§ **Record extracts**
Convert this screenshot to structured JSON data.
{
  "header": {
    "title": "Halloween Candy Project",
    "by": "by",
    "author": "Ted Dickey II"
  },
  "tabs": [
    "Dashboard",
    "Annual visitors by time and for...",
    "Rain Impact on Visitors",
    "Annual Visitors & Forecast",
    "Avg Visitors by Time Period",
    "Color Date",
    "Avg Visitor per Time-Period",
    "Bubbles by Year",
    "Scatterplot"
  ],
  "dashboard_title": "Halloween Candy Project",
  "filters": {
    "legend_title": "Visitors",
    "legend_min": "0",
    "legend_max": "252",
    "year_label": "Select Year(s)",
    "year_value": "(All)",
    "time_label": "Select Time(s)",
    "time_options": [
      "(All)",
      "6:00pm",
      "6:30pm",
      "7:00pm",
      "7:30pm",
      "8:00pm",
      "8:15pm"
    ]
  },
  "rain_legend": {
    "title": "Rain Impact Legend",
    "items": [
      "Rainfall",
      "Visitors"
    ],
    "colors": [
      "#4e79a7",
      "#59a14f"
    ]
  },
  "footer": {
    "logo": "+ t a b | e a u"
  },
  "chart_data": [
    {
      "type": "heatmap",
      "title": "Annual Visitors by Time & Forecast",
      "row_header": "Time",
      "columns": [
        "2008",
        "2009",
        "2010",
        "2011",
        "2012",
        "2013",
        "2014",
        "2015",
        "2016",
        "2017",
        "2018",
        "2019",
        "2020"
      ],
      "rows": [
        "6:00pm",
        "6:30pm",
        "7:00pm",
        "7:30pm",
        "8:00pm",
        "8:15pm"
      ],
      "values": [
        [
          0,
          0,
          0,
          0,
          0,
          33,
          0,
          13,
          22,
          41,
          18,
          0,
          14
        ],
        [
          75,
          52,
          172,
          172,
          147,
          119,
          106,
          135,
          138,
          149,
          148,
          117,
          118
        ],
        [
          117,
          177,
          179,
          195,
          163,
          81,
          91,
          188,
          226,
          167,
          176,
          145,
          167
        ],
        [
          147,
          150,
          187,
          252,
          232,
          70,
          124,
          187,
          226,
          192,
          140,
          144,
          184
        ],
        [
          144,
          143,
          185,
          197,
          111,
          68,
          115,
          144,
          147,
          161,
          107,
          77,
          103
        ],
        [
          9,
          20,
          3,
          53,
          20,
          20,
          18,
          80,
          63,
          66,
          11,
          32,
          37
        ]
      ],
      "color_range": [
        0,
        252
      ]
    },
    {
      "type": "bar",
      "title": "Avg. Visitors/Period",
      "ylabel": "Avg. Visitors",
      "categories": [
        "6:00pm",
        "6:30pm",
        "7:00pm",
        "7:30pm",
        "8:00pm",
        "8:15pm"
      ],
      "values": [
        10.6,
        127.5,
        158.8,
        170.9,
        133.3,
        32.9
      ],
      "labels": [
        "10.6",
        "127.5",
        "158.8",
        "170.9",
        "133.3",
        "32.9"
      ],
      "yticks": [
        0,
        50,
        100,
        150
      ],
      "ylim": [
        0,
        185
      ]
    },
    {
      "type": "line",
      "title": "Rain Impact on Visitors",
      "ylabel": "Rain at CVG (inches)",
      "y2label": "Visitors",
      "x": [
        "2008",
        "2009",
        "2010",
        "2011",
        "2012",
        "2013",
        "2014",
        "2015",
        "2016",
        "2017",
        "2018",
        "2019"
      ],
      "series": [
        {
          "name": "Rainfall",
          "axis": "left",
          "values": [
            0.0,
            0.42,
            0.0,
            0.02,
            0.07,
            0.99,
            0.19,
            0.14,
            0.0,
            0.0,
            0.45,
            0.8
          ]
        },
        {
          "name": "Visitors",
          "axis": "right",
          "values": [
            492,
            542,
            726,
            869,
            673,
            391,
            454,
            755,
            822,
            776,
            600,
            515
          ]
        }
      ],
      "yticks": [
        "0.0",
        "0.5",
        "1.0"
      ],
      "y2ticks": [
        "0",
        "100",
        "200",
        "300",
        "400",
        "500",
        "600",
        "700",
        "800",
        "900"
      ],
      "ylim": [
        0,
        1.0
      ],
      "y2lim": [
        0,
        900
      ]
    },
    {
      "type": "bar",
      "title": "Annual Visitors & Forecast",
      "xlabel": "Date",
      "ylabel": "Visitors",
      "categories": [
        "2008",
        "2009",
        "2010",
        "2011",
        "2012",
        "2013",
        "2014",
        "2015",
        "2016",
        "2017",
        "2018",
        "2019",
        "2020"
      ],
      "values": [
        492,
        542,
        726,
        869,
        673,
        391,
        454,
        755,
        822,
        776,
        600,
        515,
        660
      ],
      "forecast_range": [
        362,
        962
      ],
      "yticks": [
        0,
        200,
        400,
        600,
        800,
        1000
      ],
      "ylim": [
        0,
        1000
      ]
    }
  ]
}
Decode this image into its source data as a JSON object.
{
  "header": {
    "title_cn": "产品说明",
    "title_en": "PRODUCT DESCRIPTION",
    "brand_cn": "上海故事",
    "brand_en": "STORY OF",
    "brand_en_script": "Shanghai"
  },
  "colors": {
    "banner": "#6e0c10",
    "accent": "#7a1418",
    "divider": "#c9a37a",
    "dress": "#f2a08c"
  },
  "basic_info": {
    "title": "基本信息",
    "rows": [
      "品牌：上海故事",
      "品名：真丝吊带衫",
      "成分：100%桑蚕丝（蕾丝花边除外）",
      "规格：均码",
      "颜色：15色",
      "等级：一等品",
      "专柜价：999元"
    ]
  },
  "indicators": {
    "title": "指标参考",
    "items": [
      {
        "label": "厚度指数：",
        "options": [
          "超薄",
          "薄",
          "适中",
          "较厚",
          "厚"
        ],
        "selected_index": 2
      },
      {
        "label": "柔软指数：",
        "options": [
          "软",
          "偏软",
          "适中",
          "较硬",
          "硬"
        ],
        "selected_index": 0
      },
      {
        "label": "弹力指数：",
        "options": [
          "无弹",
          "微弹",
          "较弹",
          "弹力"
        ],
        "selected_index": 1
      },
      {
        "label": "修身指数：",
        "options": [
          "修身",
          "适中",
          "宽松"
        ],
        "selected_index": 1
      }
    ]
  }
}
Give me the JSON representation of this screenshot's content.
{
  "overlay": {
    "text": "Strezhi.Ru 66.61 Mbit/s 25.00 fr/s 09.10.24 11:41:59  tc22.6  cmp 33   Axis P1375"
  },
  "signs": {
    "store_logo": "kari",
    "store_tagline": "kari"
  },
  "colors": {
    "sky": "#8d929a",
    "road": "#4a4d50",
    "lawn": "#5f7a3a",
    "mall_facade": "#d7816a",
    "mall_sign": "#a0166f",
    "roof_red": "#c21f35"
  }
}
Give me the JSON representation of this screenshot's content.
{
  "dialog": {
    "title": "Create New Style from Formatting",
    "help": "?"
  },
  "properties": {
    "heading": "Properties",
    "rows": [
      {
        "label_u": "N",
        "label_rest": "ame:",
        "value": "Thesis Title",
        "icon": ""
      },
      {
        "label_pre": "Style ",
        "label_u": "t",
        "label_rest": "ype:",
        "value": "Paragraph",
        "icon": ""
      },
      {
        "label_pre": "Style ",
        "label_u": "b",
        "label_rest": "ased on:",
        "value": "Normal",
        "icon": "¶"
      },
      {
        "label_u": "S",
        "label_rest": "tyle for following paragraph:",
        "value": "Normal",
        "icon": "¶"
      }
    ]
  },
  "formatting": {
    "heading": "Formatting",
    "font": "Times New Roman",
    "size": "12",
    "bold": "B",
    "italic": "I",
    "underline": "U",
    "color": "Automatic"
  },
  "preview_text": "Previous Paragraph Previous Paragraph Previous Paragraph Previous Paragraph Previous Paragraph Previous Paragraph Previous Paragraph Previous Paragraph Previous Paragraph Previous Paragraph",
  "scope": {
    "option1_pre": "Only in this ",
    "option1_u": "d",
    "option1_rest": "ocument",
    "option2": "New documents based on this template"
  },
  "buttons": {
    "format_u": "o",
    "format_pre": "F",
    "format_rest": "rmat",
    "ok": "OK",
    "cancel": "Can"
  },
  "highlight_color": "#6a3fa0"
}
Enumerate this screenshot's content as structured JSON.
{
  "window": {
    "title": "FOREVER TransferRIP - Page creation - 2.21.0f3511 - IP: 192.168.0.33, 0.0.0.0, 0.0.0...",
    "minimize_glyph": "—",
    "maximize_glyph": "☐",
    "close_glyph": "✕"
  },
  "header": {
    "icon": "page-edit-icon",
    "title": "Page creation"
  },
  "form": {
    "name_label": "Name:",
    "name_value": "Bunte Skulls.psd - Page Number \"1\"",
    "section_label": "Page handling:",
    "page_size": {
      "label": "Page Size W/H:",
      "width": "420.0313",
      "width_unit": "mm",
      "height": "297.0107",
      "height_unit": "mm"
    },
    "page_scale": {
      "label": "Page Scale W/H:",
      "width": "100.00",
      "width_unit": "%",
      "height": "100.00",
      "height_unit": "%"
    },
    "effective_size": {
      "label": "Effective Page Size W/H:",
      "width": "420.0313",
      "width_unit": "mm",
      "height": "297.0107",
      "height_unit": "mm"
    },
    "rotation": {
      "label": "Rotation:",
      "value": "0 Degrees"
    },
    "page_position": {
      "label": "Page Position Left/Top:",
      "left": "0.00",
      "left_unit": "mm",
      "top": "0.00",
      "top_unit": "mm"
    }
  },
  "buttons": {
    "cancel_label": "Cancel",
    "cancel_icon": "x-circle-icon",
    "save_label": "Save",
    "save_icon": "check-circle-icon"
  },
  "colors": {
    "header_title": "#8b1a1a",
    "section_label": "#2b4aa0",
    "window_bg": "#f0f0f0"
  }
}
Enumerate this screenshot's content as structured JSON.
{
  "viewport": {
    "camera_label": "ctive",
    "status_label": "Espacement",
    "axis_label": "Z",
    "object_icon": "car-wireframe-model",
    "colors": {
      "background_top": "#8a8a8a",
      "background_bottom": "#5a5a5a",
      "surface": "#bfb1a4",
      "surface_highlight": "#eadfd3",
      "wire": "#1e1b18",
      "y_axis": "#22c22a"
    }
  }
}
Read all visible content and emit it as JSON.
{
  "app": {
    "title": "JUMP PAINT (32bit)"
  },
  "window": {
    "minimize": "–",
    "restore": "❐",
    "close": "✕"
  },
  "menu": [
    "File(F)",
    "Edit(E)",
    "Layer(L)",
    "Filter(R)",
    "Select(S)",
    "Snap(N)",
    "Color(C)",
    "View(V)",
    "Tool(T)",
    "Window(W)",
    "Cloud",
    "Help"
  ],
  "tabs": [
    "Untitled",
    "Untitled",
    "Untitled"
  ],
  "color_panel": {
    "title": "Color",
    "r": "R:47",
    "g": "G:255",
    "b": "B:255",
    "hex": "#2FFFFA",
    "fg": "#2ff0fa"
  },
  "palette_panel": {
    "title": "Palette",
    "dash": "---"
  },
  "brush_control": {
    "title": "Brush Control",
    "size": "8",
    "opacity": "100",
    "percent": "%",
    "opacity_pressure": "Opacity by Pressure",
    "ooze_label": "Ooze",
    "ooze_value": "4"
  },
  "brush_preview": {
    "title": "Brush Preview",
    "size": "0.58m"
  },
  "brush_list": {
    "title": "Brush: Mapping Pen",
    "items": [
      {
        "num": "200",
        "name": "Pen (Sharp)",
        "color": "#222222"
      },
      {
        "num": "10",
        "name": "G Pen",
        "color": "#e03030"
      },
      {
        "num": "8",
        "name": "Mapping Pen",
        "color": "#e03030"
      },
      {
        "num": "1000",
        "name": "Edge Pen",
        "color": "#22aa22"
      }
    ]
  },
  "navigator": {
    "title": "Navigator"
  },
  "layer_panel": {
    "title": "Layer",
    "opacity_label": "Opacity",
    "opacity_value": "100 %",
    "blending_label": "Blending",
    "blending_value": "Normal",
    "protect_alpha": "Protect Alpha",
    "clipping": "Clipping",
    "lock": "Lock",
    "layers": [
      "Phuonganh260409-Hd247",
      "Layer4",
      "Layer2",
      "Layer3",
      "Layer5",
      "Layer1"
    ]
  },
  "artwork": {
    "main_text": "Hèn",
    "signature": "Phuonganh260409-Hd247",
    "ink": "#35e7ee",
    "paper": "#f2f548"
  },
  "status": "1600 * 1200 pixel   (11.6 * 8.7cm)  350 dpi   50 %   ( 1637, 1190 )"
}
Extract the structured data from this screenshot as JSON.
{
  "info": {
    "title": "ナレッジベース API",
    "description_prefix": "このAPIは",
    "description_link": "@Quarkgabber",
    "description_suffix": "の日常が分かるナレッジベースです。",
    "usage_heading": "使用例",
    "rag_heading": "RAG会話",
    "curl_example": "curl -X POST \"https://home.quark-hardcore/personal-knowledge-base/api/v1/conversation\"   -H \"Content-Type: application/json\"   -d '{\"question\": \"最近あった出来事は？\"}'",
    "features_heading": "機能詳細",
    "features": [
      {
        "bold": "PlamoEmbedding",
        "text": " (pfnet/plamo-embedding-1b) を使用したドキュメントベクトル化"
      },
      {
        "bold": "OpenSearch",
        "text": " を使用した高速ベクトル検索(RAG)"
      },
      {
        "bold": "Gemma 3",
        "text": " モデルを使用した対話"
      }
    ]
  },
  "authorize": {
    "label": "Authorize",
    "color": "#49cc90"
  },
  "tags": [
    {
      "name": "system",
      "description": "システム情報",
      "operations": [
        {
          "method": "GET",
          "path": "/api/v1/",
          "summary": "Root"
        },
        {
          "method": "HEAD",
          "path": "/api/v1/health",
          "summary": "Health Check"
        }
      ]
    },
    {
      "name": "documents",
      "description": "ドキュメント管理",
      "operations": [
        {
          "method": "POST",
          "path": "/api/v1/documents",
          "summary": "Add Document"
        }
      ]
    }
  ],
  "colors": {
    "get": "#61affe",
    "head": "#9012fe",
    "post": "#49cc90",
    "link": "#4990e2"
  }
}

§ **Exercise**
Check each line of the material above for "Project" and say how many lines contain it, giving the number alone.

§ **Result of this exercise**
2